Stored data:
____

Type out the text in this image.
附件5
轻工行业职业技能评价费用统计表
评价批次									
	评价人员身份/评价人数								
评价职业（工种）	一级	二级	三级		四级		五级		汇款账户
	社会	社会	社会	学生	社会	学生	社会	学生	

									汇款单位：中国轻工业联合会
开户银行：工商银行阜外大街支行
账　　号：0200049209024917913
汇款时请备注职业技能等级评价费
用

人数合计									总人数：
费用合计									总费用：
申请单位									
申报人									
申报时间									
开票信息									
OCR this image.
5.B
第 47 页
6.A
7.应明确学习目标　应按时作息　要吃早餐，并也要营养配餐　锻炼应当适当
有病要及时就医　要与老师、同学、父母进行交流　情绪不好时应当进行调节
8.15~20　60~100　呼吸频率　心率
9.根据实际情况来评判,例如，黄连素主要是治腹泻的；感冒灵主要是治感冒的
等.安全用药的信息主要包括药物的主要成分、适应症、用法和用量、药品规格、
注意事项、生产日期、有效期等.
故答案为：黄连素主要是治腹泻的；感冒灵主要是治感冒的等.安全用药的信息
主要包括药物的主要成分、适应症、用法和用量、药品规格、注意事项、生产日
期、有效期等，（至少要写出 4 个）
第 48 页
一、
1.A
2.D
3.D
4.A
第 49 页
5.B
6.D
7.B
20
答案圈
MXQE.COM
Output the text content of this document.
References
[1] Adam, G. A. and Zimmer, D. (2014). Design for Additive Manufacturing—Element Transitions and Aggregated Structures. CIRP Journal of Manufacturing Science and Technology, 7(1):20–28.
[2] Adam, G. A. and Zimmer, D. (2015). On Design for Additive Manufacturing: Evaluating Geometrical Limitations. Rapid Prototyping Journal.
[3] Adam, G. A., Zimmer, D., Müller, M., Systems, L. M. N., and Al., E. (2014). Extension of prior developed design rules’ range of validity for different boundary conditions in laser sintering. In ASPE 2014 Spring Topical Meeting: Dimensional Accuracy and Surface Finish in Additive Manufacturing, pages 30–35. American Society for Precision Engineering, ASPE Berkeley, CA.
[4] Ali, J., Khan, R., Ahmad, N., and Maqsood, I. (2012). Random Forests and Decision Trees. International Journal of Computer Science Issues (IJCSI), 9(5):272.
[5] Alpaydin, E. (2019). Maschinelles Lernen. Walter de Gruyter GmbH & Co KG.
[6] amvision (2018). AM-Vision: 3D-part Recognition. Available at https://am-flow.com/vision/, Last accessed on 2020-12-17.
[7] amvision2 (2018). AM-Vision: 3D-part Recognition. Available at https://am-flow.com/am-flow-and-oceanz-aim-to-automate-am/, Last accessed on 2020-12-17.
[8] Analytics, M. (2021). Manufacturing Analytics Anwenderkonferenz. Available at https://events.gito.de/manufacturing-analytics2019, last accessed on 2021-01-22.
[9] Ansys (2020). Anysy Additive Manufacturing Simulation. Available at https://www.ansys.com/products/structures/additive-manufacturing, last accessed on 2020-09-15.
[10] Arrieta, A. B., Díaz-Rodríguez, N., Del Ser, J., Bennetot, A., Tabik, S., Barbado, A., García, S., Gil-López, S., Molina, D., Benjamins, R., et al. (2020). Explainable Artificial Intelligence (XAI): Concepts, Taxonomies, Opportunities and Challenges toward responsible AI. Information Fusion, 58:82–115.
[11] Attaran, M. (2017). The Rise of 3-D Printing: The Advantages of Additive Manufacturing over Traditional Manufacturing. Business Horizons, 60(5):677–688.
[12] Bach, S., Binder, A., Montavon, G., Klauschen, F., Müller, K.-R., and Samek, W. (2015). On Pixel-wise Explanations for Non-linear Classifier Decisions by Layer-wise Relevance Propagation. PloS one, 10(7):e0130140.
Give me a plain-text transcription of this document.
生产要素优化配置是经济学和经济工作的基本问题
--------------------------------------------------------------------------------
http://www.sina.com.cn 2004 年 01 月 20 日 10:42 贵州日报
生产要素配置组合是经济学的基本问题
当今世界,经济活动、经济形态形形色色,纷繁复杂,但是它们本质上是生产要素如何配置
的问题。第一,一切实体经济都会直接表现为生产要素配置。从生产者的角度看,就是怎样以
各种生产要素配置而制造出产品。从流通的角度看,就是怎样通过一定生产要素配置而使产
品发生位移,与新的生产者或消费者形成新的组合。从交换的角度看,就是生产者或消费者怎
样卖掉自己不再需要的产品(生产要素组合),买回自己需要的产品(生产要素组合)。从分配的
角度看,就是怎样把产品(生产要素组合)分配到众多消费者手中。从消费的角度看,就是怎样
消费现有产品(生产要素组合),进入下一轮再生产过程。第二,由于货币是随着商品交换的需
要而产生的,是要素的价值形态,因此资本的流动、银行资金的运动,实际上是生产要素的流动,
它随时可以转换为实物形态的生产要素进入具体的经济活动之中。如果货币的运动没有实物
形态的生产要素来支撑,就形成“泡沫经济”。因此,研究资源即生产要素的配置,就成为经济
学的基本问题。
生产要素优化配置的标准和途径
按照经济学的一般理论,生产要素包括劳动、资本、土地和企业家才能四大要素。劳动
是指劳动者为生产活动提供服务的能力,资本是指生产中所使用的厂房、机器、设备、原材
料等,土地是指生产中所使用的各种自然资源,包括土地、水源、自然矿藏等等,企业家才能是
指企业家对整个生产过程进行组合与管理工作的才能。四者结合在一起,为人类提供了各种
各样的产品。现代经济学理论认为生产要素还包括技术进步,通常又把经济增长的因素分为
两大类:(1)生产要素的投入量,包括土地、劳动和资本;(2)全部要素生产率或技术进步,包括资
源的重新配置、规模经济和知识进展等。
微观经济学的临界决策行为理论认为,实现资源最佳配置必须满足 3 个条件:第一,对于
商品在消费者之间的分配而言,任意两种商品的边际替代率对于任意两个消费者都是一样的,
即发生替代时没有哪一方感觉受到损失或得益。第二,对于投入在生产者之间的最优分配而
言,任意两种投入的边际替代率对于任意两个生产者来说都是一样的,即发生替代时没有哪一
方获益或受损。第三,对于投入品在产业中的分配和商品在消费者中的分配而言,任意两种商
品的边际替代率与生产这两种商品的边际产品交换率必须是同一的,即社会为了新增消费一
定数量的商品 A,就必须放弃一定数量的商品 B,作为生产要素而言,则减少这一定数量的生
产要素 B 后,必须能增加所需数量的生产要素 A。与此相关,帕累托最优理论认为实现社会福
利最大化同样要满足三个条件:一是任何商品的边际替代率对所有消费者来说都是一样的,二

____

Extract each line of the material exactly as it stands.

Type out the text in this image.
附件5
轻工行业职业技能评价费用统计表
评价批次									
	评价人员身份/评价人数								
评价职业（工种）	一级	二级	三级		四级		五级		汇款账户
	社会	社会	社会	学生	社会	学生	社会	学生	

									汇款单位：中国轻工业联合会
开户银行：工商银行阜外大街支行
账　　号：0200049209024917913
汇款时请备注职业技能等级评价费
用

人数合计									总人数：
费用合计									总费用：
申请单位									
申报人									
申报时间									
开票信息									
OCR this image.
5.B
第 47 页
6.A
7.应明确学习目标　应按时作息　要吃早餐，并也要营养配餐　锻炼应当适当
有病要及时就医　要与老师、同学、父母进行交流　情绪不好时应当进行调节
8.15~20　60~100　呼吸频率　心率
9.根据实际情况来评判,例如，黄连素主要是治腹泻的；感冒灵主要是治感冒的
等.安全用药的信息主要包括药物的主要成分、适应症、用法和用量、药品规格、
注意事项、生产日期、有效期等.
故答案为：黄连素主要是治腹泻的；感冒灵主要是治感冒的等.安全用药的信息
主要包括药物的主要成分、适应症、用法和用量、药品规格、注意事项、生产日
期、有效期等，（至少要写出 4 个）
第 48 页
一、
1.A
2.D
3.D
4.A
第 49 页
5.B
6.D
7.B
20
答案圈
MXQE.COM
Output the text content of this document.
References
[1] Adam, G. A. and Zimmer, D. (2014). Design for Additive Manufacturing—Element Transitions and Aggregated Structures. CIRP Journal of Manufacturing Science and Technology, 7(1):20–28.
[2] Adam, G. A. and Zimmer, D. (2015). On Design for Additive Manufacturing: Evaluating Geometrical Limitations. Rapid Prototyping Journal.
[3] Adam, G. A., Zimmer, D., Müller, M., Systems, L. M. N., and Al., E. (2014). Extension of prior developed design rules’ range of validity for different boundary conditions in laser sintering. In ASPE 2014 Spring Topical Meeting: Dimensional Accuracy and Surface Finish in Additive Manufacturing, pages 30–35. American Society for Precision Engineering, ASPE Berkeley, CA.
[4] Ali, J., Khan, R., Ahmad, N., and Maqsood, I. (2012). Random Forests and Decision Trees. International Journal of Computer Science Issues (IJCSI), 9(5):272.
[5] Alpaydin, E. (2019). Maschinelles Lernen. Walter de Gruyter GmbH & Co KG.
[6] amvision (2018). AM-Vision: 3D-part Recognition. Available at https://am-flow.com/vision/, Last accessed on 2020-12-17.
[7] amvision2 (2018). AM-Vision: 3D-part Recognition. Available at https://am-flow.com/am-flow-and-oceanz-aim-to-automate-am/, Last accessed on 2020-12-17.
[8] Analytics, M. (2021). Manufacturing Analytics Anwenderkonferenz. Available at https://events.gito.de/manufacturing-analytics2019, last accessed on 2021-01-22.
[9] Ansys (2020). Anysy Additive Manufacturing Simulation. Available at https://www.ansys.com/products/structures/additive-manufacturing, last accessed on 2020-09-15.
[10] Arrieta, A. B., Díaz-Rodríguez, N., Del Ser, J., Bennetot, A., Tabik, S., Barbado, A., García, S., Gil-López, S., Molina, D., Benjamins, R., et al. (2020). Explainable Artificial Intelligence (XAI): Concepts, Taxonomies, Opportunities and Challenges toward responsible AI. Information Fusion, 58:82–115.
[11] Attaran, M. (2017). The Rise of 3-D Printing: The Advantages of Additive Manufacturing over Traditional Manufacturing. Business Horizons, 60(5):677–688.
[12] Bach, S., Binder, A., Montavon, G., Klauschen, F., Müller, K.-R., and Samek, W. (2015). On Pixel-wise Explanations for Non-linear Classifier Decisions by Layer-wise Relevance Propagation. PloS one, 10(7):e0130140.
Give me a plain-text transcription of this document.
生产要素优化配置是经济学和经济工作的基本问题
--------------------------------------------------------------------------------
http://www.sina.com.cn 2004 年 01 月 20 日 10:42 贵州日报
生产要素配置组合是经济学的基本问题
当今世界,经济活动、经济形态形形色色,纷繁复杂,但是它们本质上是生产要素如何配置
的问题。第一,一切实体经济都会直接表现为生产要素配置。从生产者的角度看,就是怎样以
各种生产要素配置而制造出产品。从流通的角度看,就是怎样通过一定生产要素配置而使产
品发生位移,与新的生产者或消费者形成新的组合。从交换的角度看,就是生产者或消费者怎
样卖掉自己不再需要的产品(生产要素组合),买回自己需要的产品(生产要素组合)。从分配的
角度看,就是怎样把产品(生产要素组合)分配到众多消费者手中。从消费的角度看,就是怎样
消费现有产品(生产要素组合),进入下一轮再生产过程。第二,由于货币是随着商品交换的需
要而产生的,是要素的价值形态,因此资本的流动、银行资金的运动,实际上是生产要素的流动,
它随时可以转换为实物形态的生产要素进入具体的经济活动之中。如果货币的运动没有实物
形态的生产要素来支撑,就形成“泡沫经济”。因此,研究资源即生产要素的配置,就成为经济
学的基本问题。
生产要素优化配置的标准和途径
按照经济学的一般理论,生产要素包括劳动、资本、土地和企业家才能四大要素。劳动
是指劳动者为生产活动提供服务的能力,资本是指生产中所使用的厂房、机器、设备、原材
料等,土地是指生产中所使用的各种自然资源,包括土地、水源、自然矿藏等等,企业家才能是
指企业家对整个生产过程进行组合与管理工作的才能。四者结合在一起,为人类提供了各种
各样的产品。现代经济学理论认为生产要素还包括技术进步,通常又把经济增长的因素分为
两大类:(1)生产要素的投入量,包括土地、劳动和资本;(2)全部要素生产率或技术进步,包括资
源的重新配置、规模经济和知识进展等。
微观经济学的临界决策行为理论认为,实现资源最佳配置必须满足 3 个条件:第一,对于
商品在消费者之间的分配而言,任意两种商品的边际替代率对于任意两个消费者都是一样的,
即发生替代时没有哪一方感觉受到损失或得益。第二,对于投入在生产者之间的最优分配而
言,任意两种投入的边际替代率对于任意两个生产者来说都是一样的,即发生替代时没有哪一
方获益或受损。第三,对于投入品在产业中的分配和商品在消费者中的分配而言,任意两种商
品的边际替代率与生产这两种商品的边际产品交换率必须是同一的,即社会为了新增消费一
定数量的商品 A,就必须放弃一定数量的商品 B,作为生产要素而言,则减少这一定数量的生
产要素 B 后,必须能增加所需数量的生产要素 A。与此相关,帕累托最优理论认为实现社会福
利最大化同样要满足三个条件:一是任何商品的边际替代率对所有消费者来说都是一样的,二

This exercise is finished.